• What is expected:
In the listing below, how many lines contain the word "image"? Please respond with the number only.

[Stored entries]
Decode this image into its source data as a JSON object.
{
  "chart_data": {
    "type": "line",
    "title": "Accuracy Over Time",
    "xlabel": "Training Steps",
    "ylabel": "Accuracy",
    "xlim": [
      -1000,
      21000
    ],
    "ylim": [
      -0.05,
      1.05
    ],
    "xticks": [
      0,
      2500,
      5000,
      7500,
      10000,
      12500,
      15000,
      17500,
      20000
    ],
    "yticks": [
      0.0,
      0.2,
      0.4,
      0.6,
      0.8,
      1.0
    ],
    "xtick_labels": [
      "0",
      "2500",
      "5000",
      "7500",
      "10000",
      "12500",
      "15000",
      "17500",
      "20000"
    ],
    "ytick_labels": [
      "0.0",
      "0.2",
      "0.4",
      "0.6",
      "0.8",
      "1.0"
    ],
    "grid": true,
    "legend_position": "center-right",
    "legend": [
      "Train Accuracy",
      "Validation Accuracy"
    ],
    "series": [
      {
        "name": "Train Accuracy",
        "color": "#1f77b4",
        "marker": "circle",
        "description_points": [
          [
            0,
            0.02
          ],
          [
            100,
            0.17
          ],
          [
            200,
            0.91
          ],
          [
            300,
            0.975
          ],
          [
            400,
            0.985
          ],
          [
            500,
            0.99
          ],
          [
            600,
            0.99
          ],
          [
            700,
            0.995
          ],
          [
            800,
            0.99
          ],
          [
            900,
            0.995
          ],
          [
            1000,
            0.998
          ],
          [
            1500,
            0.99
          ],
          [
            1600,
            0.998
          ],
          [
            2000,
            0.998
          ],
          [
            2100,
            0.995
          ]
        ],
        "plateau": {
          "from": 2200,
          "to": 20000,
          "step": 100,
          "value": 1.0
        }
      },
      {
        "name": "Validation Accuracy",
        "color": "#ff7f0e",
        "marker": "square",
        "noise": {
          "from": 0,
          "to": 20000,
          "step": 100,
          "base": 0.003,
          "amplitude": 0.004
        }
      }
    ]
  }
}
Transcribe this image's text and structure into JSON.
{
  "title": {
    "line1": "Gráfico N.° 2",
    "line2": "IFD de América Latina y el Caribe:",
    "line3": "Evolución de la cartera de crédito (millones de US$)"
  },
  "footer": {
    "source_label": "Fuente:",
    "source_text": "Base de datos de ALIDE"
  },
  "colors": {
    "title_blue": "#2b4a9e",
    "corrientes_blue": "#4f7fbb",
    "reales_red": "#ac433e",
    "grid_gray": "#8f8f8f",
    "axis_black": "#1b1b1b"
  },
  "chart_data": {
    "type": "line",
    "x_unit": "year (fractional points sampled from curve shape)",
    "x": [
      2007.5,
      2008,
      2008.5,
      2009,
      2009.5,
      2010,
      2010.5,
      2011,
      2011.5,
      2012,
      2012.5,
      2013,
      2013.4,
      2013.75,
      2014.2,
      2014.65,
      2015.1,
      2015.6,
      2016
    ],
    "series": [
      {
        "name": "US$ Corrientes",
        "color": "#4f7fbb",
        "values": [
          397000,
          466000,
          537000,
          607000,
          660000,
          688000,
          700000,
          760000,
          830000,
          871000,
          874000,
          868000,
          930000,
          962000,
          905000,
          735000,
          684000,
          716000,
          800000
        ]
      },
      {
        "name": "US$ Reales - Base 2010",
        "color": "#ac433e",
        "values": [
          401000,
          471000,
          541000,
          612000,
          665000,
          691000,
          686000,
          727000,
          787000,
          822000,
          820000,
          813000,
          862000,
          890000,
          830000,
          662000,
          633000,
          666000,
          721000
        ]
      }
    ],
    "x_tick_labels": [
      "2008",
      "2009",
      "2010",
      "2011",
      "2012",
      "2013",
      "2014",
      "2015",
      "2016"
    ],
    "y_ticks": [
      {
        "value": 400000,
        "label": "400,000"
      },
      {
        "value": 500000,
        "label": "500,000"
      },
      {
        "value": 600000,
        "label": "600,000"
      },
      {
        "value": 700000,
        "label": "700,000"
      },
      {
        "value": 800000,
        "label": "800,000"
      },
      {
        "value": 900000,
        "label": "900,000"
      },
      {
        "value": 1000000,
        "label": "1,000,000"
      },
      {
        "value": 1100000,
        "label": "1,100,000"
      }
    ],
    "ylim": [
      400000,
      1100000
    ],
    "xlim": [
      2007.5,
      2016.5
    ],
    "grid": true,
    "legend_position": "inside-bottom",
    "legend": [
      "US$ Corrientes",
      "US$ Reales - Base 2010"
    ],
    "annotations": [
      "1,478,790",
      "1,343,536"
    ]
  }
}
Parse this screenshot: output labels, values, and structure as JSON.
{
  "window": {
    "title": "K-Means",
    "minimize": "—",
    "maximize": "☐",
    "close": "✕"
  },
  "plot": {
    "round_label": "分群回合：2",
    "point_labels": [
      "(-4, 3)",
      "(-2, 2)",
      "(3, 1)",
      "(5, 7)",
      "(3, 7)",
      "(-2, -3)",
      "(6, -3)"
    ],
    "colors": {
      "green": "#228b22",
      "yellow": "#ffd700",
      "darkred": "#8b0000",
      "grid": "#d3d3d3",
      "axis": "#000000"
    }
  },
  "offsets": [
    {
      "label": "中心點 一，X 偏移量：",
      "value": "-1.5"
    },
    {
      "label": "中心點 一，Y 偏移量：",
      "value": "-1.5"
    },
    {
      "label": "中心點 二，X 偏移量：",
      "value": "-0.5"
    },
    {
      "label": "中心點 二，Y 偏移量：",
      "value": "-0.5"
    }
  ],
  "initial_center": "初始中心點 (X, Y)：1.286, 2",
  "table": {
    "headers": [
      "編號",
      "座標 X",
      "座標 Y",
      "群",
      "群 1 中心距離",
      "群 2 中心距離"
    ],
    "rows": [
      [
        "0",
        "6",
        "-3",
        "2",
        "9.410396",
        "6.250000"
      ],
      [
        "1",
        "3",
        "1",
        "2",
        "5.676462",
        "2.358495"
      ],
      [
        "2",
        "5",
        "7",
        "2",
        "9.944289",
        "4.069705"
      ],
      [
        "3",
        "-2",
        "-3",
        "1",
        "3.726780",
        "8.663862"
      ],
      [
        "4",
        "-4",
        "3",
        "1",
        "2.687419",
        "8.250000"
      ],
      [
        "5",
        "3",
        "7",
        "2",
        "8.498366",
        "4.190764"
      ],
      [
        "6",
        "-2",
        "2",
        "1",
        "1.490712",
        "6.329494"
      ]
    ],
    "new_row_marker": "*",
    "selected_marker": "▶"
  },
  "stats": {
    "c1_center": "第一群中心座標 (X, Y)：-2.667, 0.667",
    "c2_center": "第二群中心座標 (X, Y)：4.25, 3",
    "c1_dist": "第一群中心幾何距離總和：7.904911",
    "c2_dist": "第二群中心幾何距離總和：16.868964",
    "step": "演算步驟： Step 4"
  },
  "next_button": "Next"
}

• Answer to this task:
2